## Begin
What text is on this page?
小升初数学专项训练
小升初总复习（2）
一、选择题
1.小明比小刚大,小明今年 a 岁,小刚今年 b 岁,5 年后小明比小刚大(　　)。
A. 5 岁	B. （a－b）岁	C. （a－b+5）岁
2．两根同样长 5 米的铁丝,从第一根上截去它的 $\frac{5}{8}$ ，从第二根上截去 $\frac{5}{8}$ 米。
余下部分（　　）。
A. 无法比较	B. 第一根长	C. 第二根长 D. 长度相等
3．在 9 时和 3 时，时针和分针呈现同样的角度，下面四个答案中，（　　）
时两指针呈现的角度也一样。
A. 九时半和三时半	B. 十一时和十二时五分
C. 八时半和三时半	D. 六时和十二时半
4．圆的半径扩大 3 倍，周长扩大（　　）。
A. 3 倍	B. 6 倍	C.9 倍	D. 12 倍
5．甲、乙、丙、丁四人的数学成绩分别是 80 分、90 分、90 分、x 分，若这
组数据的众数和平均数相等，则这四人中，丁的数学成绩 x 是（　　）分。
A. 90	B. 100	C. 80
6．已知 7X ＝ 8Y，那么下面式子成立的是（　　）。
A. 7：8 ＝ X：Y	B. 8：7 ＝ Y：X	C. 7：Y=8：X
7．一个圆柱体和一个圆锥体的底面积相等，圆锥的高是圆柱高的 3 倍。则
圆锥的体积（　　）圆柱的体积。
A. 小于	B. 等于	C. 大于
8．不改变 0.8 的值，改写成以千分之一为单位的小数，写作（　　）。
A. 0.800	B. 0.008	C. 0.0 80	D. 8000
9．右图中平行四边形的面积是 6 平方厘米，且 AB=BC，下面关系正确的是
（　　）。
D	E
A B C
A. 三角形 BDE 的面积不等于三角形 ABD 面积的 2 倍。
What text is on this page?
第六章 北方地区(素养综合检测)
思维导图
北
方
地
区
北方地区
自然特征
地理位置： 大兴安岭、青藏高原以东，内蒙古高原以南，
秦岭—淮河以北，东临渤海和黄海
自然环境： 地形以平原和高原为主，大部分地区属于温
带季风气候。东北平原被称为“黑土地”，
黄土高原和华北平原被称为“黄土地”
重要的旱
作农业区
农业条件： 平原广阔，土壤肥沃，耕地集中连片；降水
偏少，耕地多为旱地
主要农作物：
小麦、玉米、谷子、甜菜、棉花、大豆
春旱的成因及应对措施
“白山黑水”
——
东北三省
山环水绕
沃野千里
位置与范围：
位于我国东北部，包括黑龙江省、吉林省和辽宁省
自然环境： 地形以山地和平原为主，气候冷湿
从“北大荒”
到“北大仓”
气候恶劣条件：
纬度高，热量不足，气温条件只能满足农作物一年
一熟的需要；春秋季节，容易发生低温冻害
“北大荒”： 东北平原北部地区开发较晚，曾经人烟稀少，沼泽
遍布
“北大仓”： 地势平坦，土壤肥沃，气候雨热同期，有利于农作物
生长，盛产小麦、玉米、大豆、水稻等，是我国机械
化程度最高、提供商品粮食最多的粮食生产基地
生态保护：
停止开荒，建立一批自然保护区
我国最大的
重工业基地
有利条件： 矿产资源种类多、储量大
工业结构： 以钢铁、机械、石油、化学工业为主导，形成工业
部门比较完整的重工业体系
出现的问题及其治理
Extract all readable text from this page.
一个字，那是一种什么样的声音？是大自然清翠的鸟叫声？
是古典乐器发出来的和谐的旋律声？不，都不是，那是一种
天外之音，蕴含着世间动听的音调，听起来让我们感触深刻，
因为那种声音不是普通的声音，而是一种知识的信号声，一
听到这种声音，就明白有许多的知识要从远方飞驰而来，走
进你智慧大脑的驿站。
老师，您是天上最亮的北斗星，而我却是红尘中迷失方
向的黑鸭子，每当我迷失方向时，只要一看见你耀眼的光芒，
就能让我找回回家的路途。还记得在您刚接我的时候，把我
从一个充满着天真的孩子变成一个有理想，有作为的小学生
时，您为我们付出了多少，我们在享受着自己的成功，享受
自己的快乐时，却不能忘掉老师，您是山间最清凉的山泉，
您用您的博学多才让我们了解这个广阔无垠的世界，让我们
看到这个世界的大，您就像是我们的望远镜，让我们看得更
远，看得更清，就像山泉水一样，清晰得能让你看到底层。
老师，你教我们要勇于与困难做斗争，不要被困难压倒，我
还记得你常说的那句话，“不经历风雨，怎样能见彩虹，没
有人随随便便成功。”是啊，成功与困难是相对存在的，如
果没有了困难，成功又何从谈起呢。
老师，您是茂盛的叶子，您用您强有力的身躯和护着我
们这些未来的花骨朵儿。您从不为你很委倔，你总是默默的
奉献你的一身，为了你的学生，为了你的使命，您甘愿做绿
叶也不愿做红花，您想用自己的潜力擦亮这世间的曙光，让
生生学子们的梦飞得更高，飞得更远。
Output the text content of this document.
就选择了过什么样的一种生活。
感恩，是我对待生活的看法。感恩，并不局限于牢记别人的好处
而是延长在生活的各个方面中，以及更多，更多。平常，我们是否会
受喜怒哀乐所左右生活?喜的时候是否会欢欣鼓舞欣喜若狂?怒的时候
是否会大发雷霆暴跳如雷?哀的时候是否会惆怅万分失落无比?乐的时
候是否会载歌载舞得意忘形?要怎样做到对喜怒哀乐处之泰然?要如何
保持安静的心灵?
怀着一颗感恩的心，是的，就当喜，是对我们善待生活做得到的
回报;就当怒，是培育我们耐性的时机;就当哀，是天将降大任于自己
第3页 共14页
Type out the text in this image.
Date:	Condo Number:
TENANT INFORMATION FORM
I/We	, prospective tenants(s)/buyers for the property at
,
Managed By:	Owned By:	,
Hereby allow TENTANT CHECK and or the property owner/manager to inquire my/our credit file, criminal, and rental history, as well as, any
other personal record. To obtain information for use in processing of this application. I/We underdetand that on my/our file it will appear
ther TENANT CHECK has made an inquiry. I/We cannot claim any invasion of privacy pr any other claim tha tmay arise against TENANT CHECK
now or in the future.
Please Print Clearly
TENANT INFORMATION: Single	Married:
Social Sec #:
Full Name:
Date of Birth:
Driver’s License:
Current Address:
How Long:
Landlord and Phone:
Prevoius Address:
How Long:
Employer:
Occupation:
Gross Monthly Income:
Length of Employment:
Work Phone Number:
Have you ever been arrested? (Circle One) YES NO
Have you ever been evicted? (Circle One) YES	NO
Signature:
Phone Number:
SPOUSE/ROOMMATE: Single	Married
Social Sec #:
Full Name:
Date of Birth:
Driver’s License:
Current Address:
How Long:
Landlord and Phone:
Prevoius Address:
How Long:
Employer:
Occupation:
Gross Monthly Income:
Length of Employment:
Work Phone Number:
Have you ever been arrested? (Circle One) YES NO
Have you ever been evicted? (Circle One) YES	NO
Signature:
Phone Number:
## End
In the entries above, find every line with the word "Single" and list it.

TASK ANSWER:
TENANT INFORMATION: Single	Married:
SPOUSE/ROOMMATE: Single	Married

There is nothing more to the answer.